Check each line of the data below for the word "浙教版小学数学教材", then extract the ones that have it.

Records from a collection
↓
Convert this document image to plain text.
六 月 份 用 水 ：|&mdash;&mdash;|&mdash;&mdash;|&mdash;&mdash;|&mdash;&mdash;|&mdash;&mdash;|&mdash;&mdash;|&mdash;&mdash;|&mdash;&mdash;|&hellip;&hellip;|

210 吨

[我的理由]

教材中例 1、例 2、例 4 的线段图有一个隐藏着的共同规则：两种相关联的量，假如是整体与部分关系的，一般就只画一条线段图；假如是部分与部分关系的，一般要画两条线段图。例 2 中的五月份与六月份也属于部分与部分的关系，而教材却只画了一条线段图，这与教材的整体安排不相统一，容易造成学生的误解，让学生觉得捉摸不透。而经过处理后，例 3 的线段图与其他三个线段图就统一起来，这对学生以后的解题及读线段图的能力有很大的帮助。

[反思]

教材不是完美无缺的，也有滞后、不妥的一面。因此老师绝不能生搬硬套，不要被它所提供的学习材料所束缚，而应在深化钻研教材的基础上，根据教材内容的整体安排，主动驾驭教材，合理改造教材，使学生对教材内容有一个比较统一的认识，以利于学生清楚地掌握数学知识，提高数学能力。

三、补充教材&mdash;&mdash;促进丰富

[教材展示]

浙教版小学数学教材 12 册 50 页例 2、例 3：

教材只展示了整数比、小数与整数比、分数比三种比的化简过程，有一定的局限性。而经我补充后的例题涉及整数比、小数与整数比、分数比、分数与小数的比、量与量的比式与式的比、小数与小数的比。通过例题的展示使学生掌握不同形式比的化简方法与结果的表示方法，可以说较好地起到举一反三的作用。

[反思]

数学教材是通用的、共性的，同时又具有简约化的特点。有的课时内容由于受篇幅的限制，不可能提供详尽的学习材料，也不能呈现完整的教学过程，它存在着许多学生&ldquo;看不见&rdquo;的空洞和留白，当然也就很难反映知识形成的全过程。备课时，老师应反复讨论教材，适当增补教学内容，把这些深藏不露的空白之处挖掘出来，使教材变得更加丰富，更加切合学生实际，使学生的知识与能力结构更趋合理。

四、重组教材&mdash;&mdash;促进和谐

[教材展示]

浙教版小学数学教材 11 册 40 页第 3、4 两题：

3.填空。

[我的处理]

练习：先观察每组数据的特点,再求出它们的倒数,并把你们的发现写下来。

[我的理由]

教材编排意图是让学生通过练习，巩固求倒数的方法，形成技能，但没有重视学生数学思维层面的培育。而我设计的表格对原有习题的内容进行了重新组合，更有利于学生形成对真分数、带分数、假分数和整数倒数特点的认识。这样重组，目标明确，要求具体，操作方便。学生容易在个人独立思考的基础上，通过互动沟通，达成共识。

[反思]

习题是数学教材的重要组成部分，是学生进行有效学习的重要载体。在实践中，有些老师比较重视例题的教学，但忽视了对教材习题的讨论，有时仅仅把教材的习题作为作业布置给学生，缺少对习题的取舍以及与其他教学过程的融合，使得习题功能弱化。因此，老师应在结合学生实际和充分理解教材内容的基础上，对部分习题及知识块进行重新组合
↑
[Solution]
浙教版小学数学教材 12 册 50 页例 2、例 3：
浙教版小学数学教材 11 册 40 页第 3、4 两题：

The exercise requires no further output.